→ **Task statement**
Copy out each line from the material where the word "AURK" is found.

→ **Dataset excerpts**
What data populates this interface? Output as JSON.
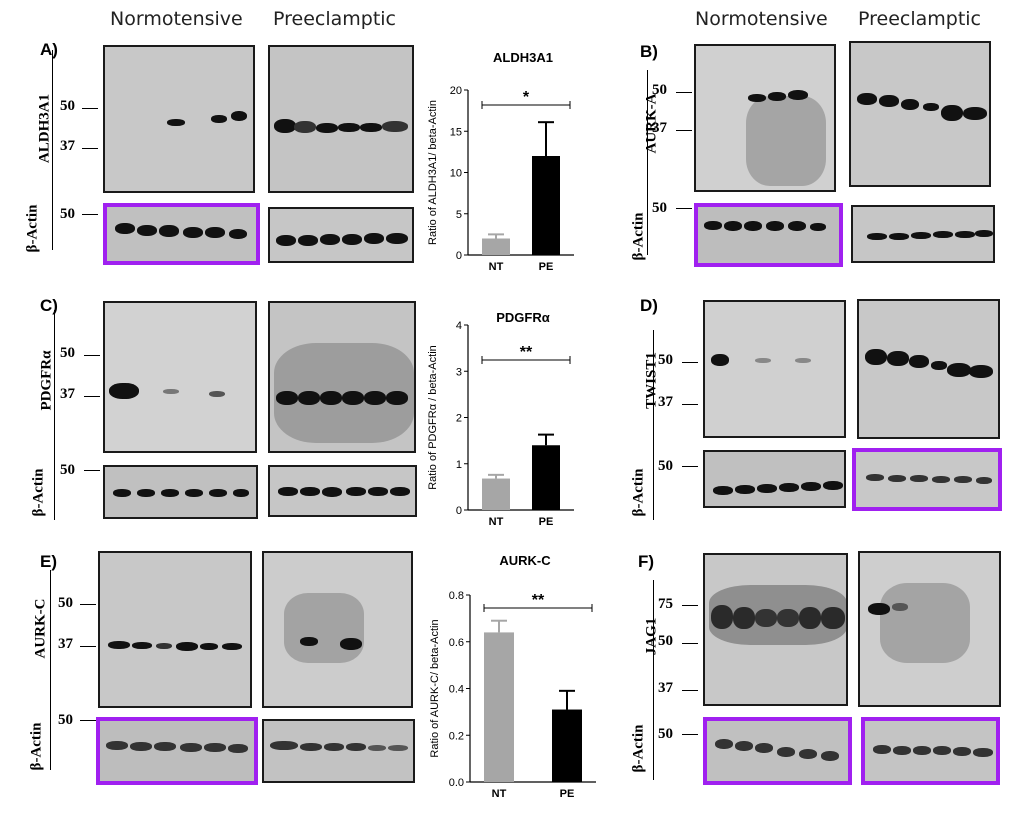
{
  "headers": {
    "normotensive": "Normotensive",
    "preeclamptic": "Preeclamptic"
  },
  "panels": [
    {
      "letter": "A)",
      "protein": "ALDH3A1",
      "loading": "β-Actin",
      "markers": [
        "50",
        "37"
      ],
      "actin_marker": "50"
    },
    {
      "letter": "B)",
      "protein": "AURK-A",
      "loading": "β-Actin",
      "markers": [
        "50",
        "37"
      ],
      "actin_marker": "50"
    },
    {
      "letter": "C)",
      "protein": "PDGFRα",
      "loading": "β-Actin",
      "markers": [
        "50",
        "37"
      ],
      "actin_marker": "50"
    },
    {
      "letter": "D)",
      "protein": "TWIST1",
      "loading": "β-Actin",
      "markers": [
        "50",
        "37"
      ],
      "actin_marker": "50"
    },
    {
      "letter": "E)",
      "protein": "AURK-C",
      "loading": "β-Actin",
      "markers": [
        "50",
        "37"
      ],
      "actin_marker": "50"
    },
    {
      "letter": "F)",
      "protein": "JAG1",
      "loading": "β-Actin",
      "markers": [
        "75",
        "50",
        "37"
      ],
      "actin_marker": "50"
    }
  ],
  "chart_data": [
    {
      "type": "bar",
      "title": "ALDH3A1",
      "ylabel": "Ratio of ALDH3A1/ beta-Actin",
      "categories": [
        "NT",
        "PE"
      ],
      "values": [
        2.0,
        12.0
      ],
      "errors": [
        0.5,
        4.1
      ],
      "ylim": [
        0,
        20
      ],
      "yticks": [
        "0",
        "5",
        "10",
        "15",
        "20"
      ],
      "significance": "*",
      "colors": [
        "#a6a6a6",
        "#000000"
      ]
    },
    {
      "type": "bar",
      "title": "PDGFRα",
      "ylabel": "Ratio of PDGFRα / beta-Actin",
      "categories": [
        "NT",
        "PE"
      ],
      "values": [
        0.68,
        1.4
      ],
      "errors": [
        0.08,
        0.23
      ],
      "ylim": [
        0,
        4
      ],
      "yticks": [
        "0",
        "1",
        "2",
        "3",
        "4"
      ],
      "significance": "**",
      "colors": [
        "#a6a6a6",
        "#000000"
      ]
    },
    {
      "type": "bar",
      "title": "AURK-C",
      "ylabel": "Ratio of AURK-C/ beta-Actin",
      "categories": [
        "NT",
        "PE"
      ],
      "values": [
        0.64,
        0.31
      ],
      "errors": [
        0.05,
        0.08
      ],
      "ylim": [
        0,
        0.8
      ],
      "yticks": [
        "0.0",
        "0.2",
        "0.4",
        "0.6",
        "0.8"
      ],
      "significance": "**",
      "colors": [
        "#a6a6a6",
        "#000000"
      ]
    }
  ]
}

→ **Reply to the task**
      "protein": "AURK-A",
      "protein": "AURK-C",
      "title": "AURK-C",
      "ylabel": "Ratio of AURK-C/ beta-Actin",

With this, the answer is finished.